Take the records underneath and set them down exactly.
=== Stored records ===
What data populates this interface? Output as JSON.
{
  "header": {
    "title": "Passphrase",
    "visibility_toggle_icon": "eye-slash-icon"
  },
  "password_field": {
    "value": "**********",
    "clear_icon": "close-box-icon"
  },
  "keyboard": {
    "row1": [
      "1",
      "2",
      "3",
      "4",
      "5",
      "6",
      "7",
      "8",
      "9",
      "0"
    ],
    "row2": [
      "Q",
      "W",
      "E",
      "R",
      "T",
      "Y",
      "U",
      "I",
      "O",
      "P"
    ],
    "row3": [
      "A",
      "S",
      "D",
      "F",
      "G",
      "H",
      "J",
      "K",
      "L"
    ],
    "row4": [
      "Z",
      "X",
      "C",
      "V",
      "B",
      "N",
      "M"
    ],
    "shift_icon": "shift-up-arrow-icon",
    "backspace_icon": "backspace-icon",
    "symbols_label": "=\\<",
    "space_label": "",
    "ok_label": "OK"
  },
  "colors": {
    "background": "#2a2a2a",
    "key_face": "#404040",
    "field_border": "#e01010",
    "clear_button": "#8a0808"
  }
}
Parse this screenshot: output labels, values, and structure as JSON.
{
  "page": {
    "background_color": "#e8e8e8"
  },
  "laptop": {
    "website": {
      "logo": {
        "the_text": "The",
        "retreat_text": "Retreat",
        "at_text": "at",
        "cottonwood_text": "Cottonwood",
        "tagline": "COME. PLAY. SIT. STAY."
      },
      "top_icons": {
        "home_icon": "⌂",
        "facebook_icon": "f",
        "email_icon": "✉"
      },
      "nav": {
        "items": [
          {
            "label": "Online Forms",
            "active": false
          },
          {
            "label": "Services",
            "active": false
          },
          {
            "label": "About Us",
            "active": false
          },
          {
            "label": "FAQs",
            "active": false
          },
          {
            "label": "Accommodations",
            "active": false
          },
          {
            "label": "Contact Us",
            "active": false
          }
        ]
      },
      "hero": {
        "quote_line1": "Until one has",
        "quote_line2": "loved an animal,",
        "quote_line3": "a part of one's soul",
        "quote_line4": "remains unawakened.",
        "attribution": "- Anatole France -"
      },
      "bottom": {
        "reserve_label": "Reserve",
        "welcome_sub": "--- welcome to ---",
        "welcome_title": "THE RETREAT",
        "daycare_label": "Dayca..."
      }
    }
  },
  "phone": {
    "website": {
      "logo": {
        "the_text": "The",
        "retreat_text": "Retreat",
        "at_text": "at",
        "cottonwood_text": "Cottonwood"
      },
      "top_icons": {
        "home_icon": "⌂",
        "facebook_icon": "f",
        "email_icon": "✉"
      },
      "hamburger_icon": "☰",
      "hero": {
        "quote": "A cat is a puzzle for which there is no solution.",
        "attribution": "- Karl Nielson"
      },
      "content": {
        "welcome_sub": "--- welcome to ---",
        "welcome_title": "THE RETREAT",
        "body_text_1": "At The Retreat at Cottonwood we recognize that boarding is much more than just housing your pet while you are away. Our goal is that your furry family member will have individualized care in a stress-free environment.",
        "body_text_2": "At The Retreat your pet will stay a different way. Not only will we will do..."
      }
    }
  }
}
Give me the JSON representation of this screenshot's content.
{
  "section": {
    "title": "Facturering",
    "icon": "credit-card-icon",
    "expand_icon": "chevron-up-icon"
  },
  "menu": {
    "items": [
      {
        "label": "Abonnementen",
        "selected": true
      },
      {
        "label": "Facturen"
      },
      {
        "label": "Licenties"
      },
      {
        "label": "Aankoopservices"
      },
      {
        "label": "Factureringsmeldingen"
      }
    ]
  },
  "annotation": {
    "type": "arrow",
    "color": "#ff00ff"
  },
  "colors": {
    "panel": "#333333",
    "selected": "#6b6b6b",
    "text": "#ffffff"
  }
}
===
__Correct response__
What data populates this interface? Output as JSON.
{
  "header": {
    "title": "Passphrase",
    "visibility_toggle_icon": "eye-slash-icon"
  },
  "password_field": {
    "value": "**********",
    "clear_icon": "close-box-icon"
  },
  "keyboard": {
    "row1": [
      "1",
      "2",
      "3",
      "4",
      "5",
      "6",
      "7",
      "8",
      "9",
      "0"
    ],
    "row2": [
      "Q",
      "W",
      "E",
      "R",
      "T",
      "Y",
      "U",
      "I",
      "O",
      "P"
    ],
    "row3": [
      "A",
      "S",
      "D",
      "F",
      "G",
      "H",
      "J",
      "K",
      "L"
    ],
    "row4": [
      "Z",
      "X",
      "C",
      "V",
      "B",
      "N",
      "M"
    ],
    "shift_icon": "shift-up-arrow-icon",
    "backspace_icon": "backspace-icon",
    "symbols_label": "=\\<",
    "space_label": "",
    "ok_label": "OK"
  },
  "colors": {
    "background": "#2a2a2a",
    "key_face": "#404040",
    "field_border": "#e01010",
    "clear_button": "#8a0808"
  }
}
Parse this screenshot: output labels, values, and structure as JSON.
{
  "page": {
    "background_color": "#e8e8e8"
  },
  "laptop": {
    "website": {
      "logo": {
        "the_text": "The",
        "retreat_text": "Retreat",
        "at_text": "at",
        "cottonwood_text": "Cottonwood",
        "tagline": "COME. PLAY. SIT. STAY."
      },
      "top_icons": {
        "home_icon": "⌂",
        "facebook_icon": "f",
        "email_icon": "✉"
      },
      "nav": {
        "items": [
          {
            "label": "Online Forms",
            "active": false
          },
          {
            "label": "Services",
            "active": false
          },
          {
            "label": "About Us",
            "active": false
          },
          {
            "label": "FAQs",
            "active": false
          },
          {
            "label": "Accommodations",
            "active": false
          },
          {
            "label": "Contact Us",
            "active": false
          }
        ]
      },
      "hero": {
        "quote_line1": "Until one has",
        "quote_line2": "loved an animal,",
        "quote_line3": "a part of one's soul",
        "quote_line4": "remains unawakened.",
        "attribution": "- Anatole France -"
      },
      "bottom": {
        "reserve_label": "Reserve",
        "welcome_sub": "--- welcome to ---",
        "welcome_title": "THE RETREAT",
        "daycare_label": "Dayca..."
      }
    }
  },
  "phone": {
    "website": {
      "logo": {
        "the_text": "The",
        "retreat_text": "Retreat",
        "at_text": "at",
        "cottonwood_text": "Cottonwood"
      },
      "top_icons": {
        "home_icon": "⌂",
        "facebook_icon": "f",
        "email_icon": "✉"
      },
      "hamburger_icon": "☰",
      "hero": {
        "quote": "A cat is a puzzle for which there is no solution.",
        "attribution": "- Karl Nielson"
      },
      "content": {
        "welcome_sub": "--- welcome to ---",
        "welcome_title": "THE RETREAT",
        "body_text_1": "At The Retreat at Cottonwood we recognize that boarding is much more than just housing your pet while you are away. Our goal is that your furry family member will have individualized care in a stress-free environment.",
        "body_text_2": "At The Retreat your pet will stay a different way. Not only will we will do..."
      }
    }
  }
}
Give me the JSON representation of this screenshot's content.
{
  "section": {
    "title": "Facturering",
    "icon": "credit-card-icon",
    "expand_icon": "chevron-up-icon"
  },
  "menu": {
    "items": [
      {
        "label": "Abonnementen",
        "selected": true
      },
      {
        "label": "Facturen"
      },
      {
        "label": "Licenties"
      },
      {
        "label": "Aankoopservices"
      },
      {
        "label": "Factureringsmeldingen"
      }
    ]
  },
  "annotation": {
    "type": "arrow",
    "color": "#ff00ff"
  },
  "colors": {
    "panel": "#333333",
    "selected": "#6b6b6b",
    "text": "#ffffff"
  }
}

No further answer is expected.